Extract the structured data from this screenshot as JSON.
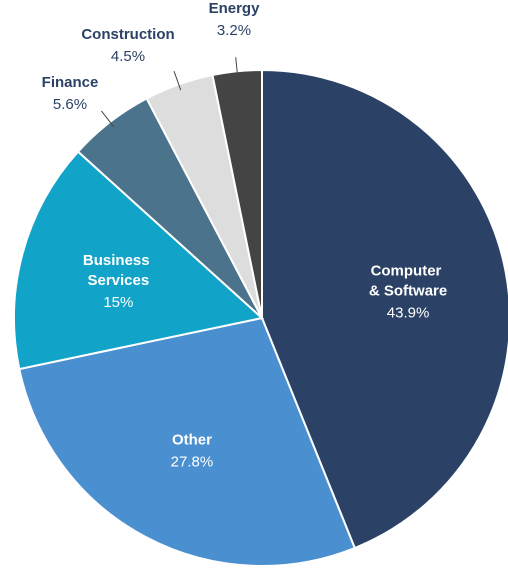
{
  "chart_data": {
    "type": "pie",
    "categories": [
      "Computer & Software",
      "Other",
      "Business Services",
      "Finance",
      "Construction",
      "Energy"
    ],
    "values": [
      43.9,
      27.8,
      15,
      5.6,
      4.5,
      3.2
    ],
    "value_labels": [
      "43.9%",
      "27.8%",
      "15%",
      "5.6%",
      "4.5%",
      "3.2%"
    ],
    "colors": [
      "#2b4266",
      "#4a8fd0",
      "#12a4c8",
      "#4b738c",
      "#dddddd",
      "#444444"
    ]
  }
}
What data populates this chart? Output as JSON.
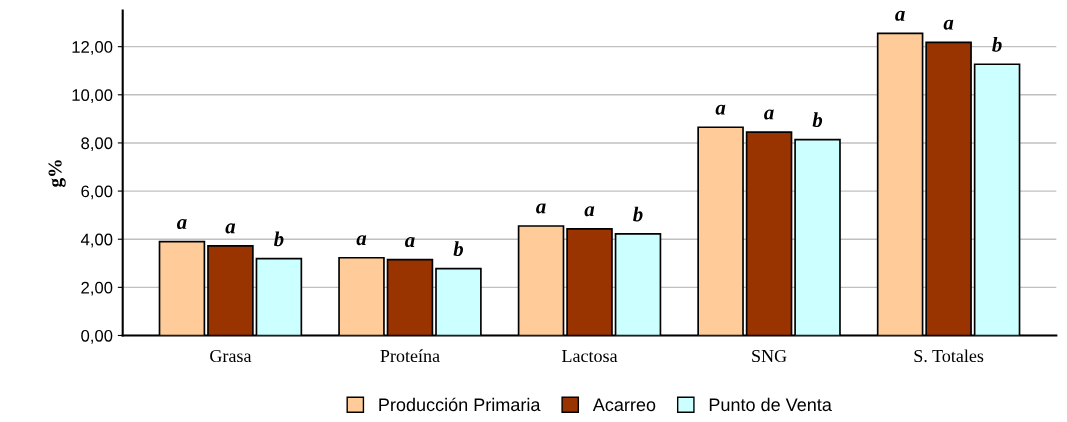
{
  "chart_data": {
    "type": "bar",
    "ylabel": "g%",
    "categories": [
      "Grasa",
      "Proteína",
      "Lactosa",
      "SNG",
      "S. Totales"
    ],
    "series": [
      {
        "name": "Producción Primaria",
        "color": "#ffcc99",
        "values": [
          3.9,
          3.23,
          4.55,
          8.65,
          12.55
        ]
      },
      {
        "name": "Acarreo",
        "color": "#993300",
        "values": [
          3.72,
          3.15,
          4.43,
          8.45,
          12.18
        ]
      },
      {
        "name": "Punto de Venta",
        "color": "#ccffff",
        "values": [
          3.19,
          2.78,
          4.22,
          8.14,
          11.27
        ]
      }
    ],
    "annotations": [
      "a",
      "a",
      "b",
      "a",
      "a",
      "b",
      "a",
      "a",
      "b",
      "a",
      "a",
      "b",
      "a",
      "a",
      "b"
    ],
    "ylim": [
      0,
      13.5
    ],
    "yticks": [
      {
        "value": 0,
        "label": "0,00"
      },
      {
        "value": 2,
        "label": "2,00"
      },
      {
        "value": 4,
        "label": "4,00"
      },
      {
        "value": 6,
        "label": "6,00"
      },
      {
        "value": 8,
        "label": "8,00"
      },
      {
        "value": 10,
        "label": "10,00"
      },
      {
        "value": 12,
        "label": "12,00"
      }
    ],
    "grid": "y",
    "legend": "bottom"
  }
}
- - -
## Task brief
Tally how many lines of the data include the word "this". Write the number and nothing else.

## Task output
2